Requirement:
From the data that follows, copy every line holding the string "been".

-- START Record excerpts --

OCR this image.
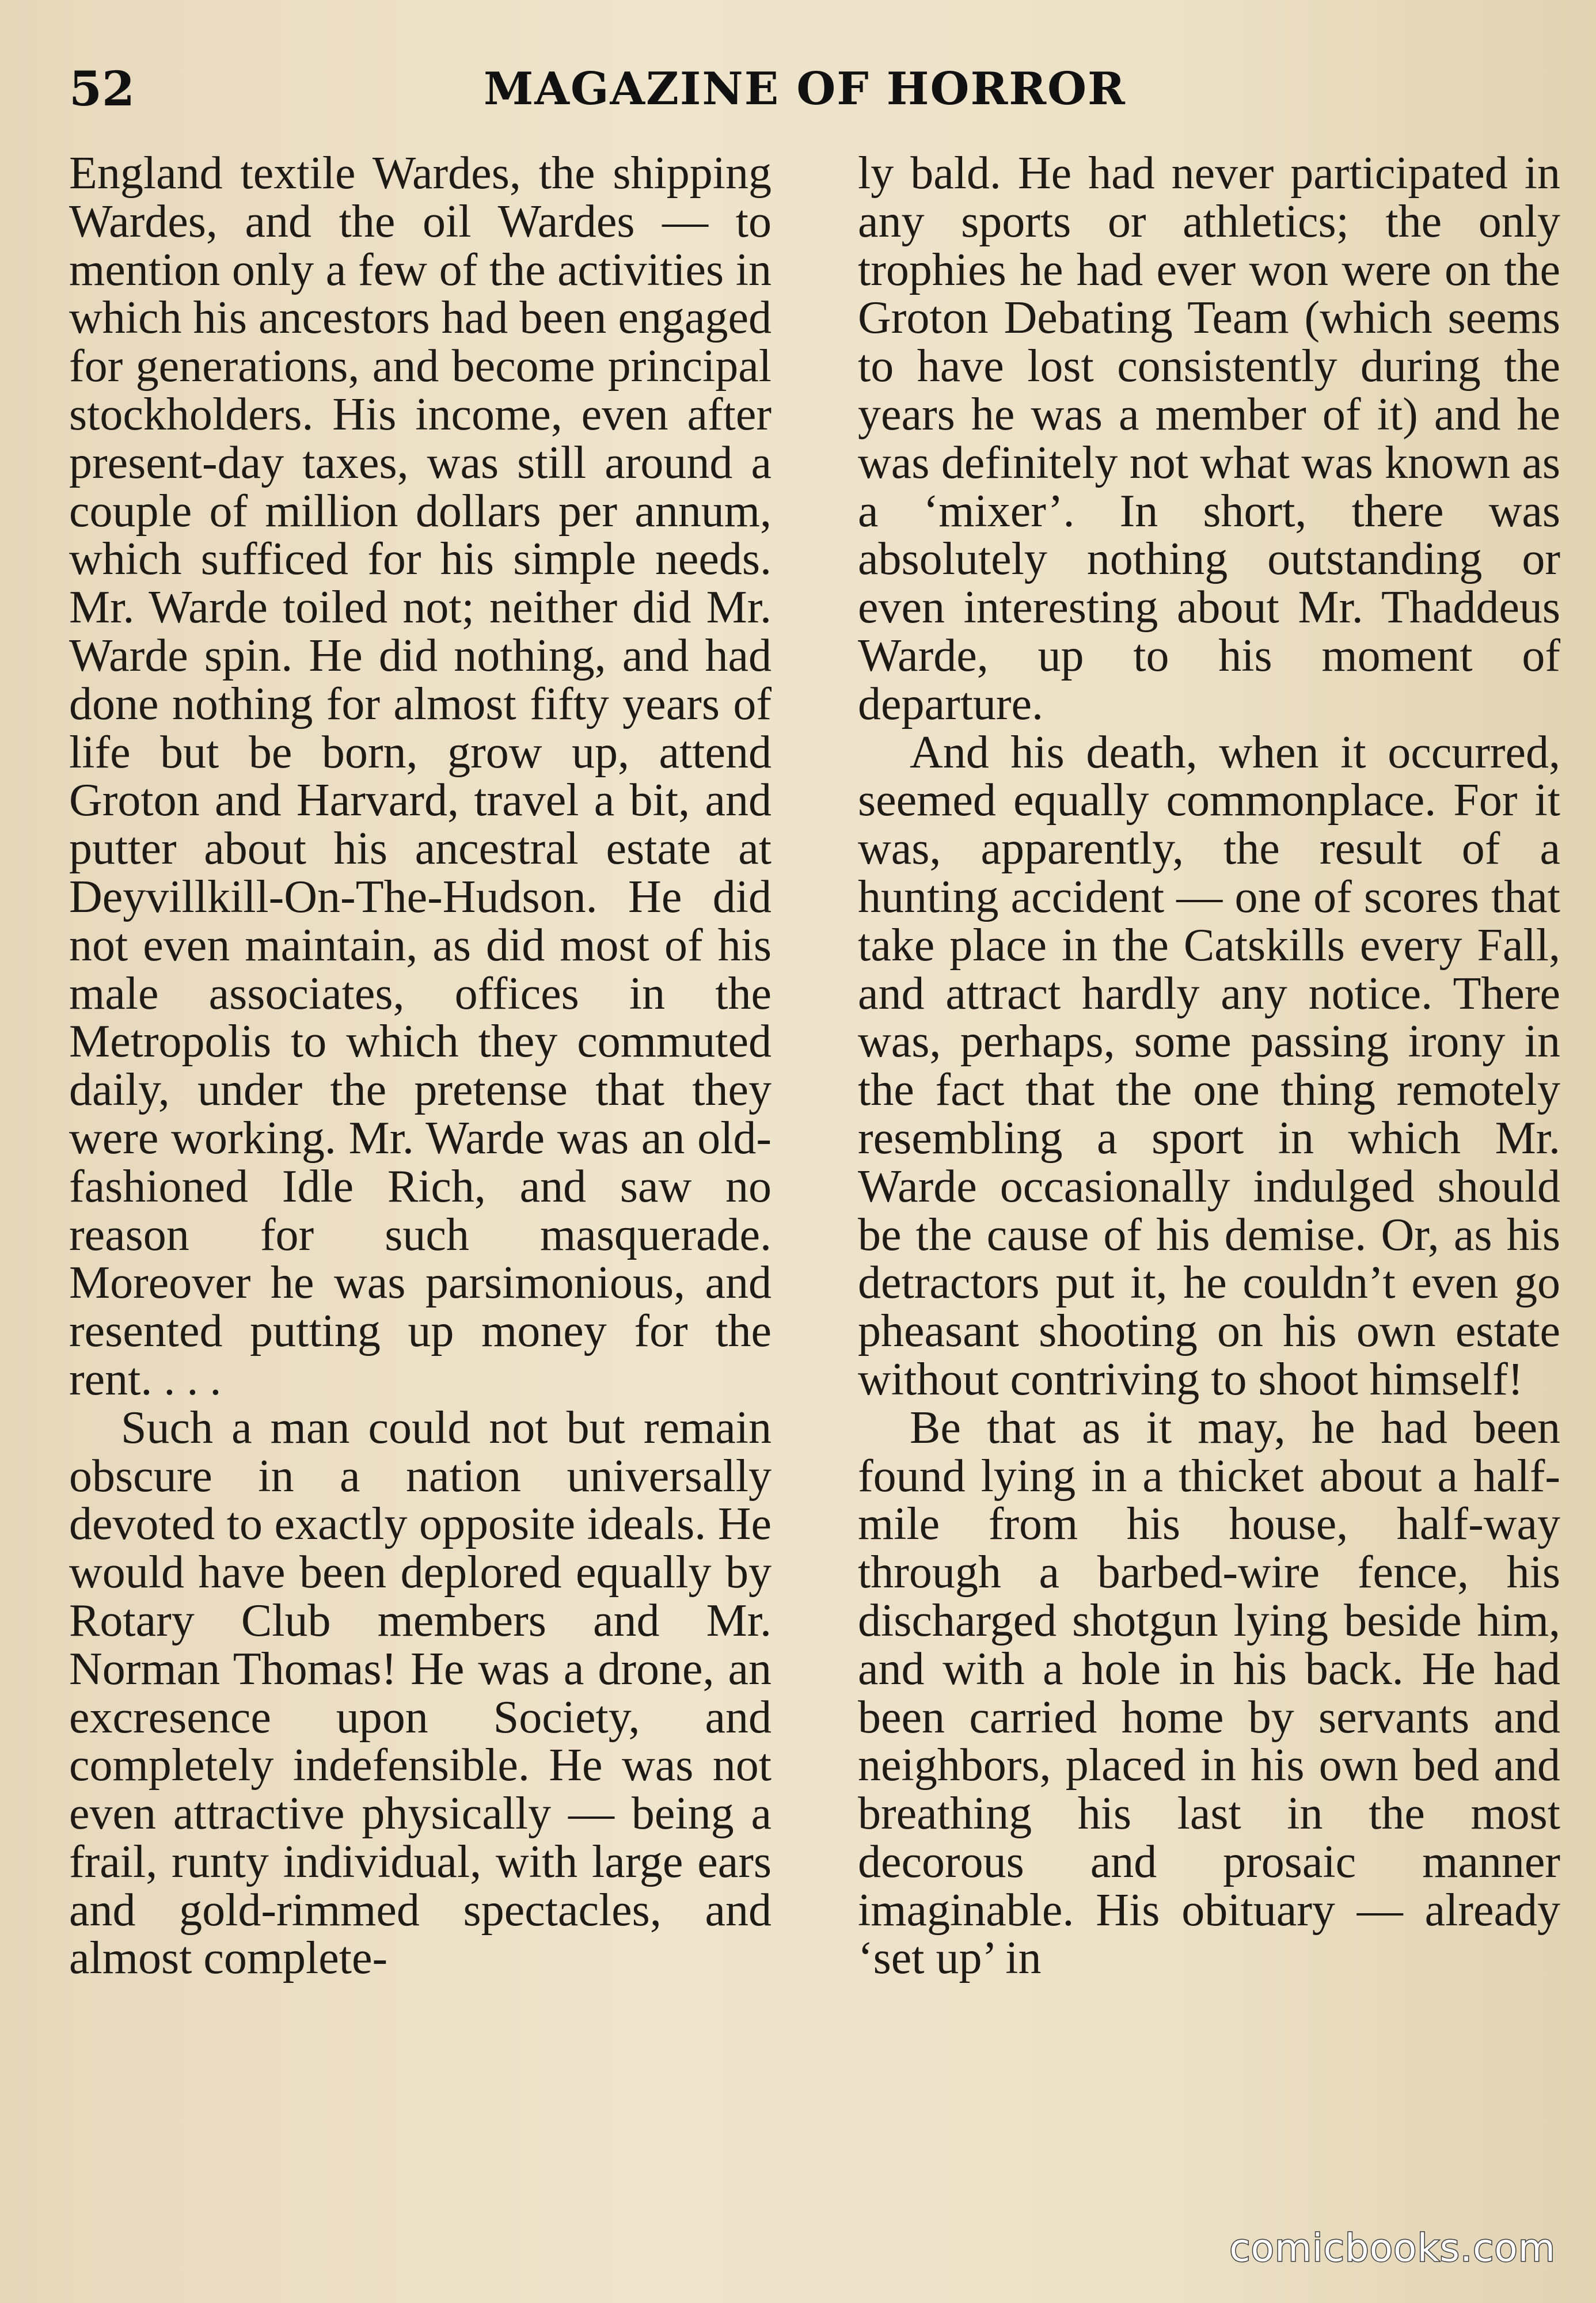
52	MAGAZINE OF HORROR

England textile Wardes, the shipping Wardes, and the oil Wardes — to mention only a few of the activities in which his ancestors had been engaged for generations, and become principal stockholders. His income, even after present-day taxes, was still around a couple of million dollars per annum, which sufficed for his simple needs. Mr. Warde toiled not; neither did Mr. Warde spin. He did nothing, and had done nothing for almost fifty years of life but be born, grow up, attend Groton and Harvard, travel a bit, and putter about his ancestral estate at Deyvillkill-On-The-Hudson. He did not even maintain, as did most of his male associates, offices in the Metropolis to which they commuted daily, under the pretense that they were working. Mr. Warde was an old-fashioned Idle Rich, and saw no reason for such masquerade. Moreover he was parsimonious, and resented putting up money for the rent. . . .

Such a man could not but remain obscure in a nation universally devoted to exactly opposite ideals. He would have been deplored equally by Rotary Club members and Mr. Norman Thomas! He was a drone, an excresence upon Society, and completely indefensible. He was not even attractive physically — being a frail, runty individual, with large ears and gold-rimmed spectacles, and almost complete-

ly bald. He had never participated in any sports or athletics; the only trophies he had ever won were on the Groton Debating Team (which seems to have lost consistently during the years he was a member of it) and he was definitely not what was known as a ‘mixer’. In short, there was absolutely nothing outstanding or even interesting about Mr. Thaddeus Warde, up to his moment of departure.

And his death, when it occurred, seemed equally commonplace. For it was, apparently, the result of a hunting accident — one of scores that take place in the Catskills every Fall, and attract hardly any notice. There was, perhaps, some passing irony in the fact that the one thing remotely resembling a sport in which Mr. Warde occasionally indulged should be the cause of his demise. Or, as his detractors put it, he couldn’t even go pheasant shooting on his own estate without contriving to shoot himself!

Be that as it may, he had been found lying in a thicket about a half-mile from his house, half-way through a barbed-wire fence, his discharged shotgun lying beside him, and with a hole in his back. He had been carried home by servants and neighbors, placed in his own bed and breathing his last in the most decorous and prosaic manner imaginable. His obituary — already ‘set up’ in

comicbooks.com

-- END Record excerpts --

Expected answer:
England textile Wardes, the shipping Wardes, and the oil Wardes — to mention only a few of the activities in which his ancestors had been engaged for generations, and become principal stockholders. His income, even after present-day taxes, was still around a couple of million dollars per annum, which sufficed for his simple needs. Mr. Warde toiled not; neither did Mr. Warde spin. He did nothing, and had done nothing for almost fifty years of life but be born, grow up, attend Groton and Harvard, travel a bit, and putter about his ancestral estate at Deyvillkill-On-The-Hudson. He did not even maintain, as did most of his male associates, offices in the Metropolis to which they commuted daily, under the pretense that they were working. Mr. Warde was an old-fashioned Idle Rich, and saw no reason for such masquerade. Moreover he was parsimonious, and resented putting up money for the rent. . . .
Such a man could not but remain obscure in a nation universally devoted to exactly opposite ideals. He would have been deplored equally by Rotary Club members and Mr. Norman Thomas! He was a drone, an excresence upon Society, and completely indefensible. He was not even attractive physically — being a frail, runty individual, with large ears and gold-rimmed spectacles, and almost complete-
Be that as it may, he had been found lying in a thicket about a half-mile from his house, half-way through a barbed-wire fence, his discharged shotgun lying beside him, and with a hole in his back. He had been carried home by servants and neighbors, placed in his own bed and breathing his last in the most decorous and prosaic manner imaginable. His obituary — already ‘set up’ in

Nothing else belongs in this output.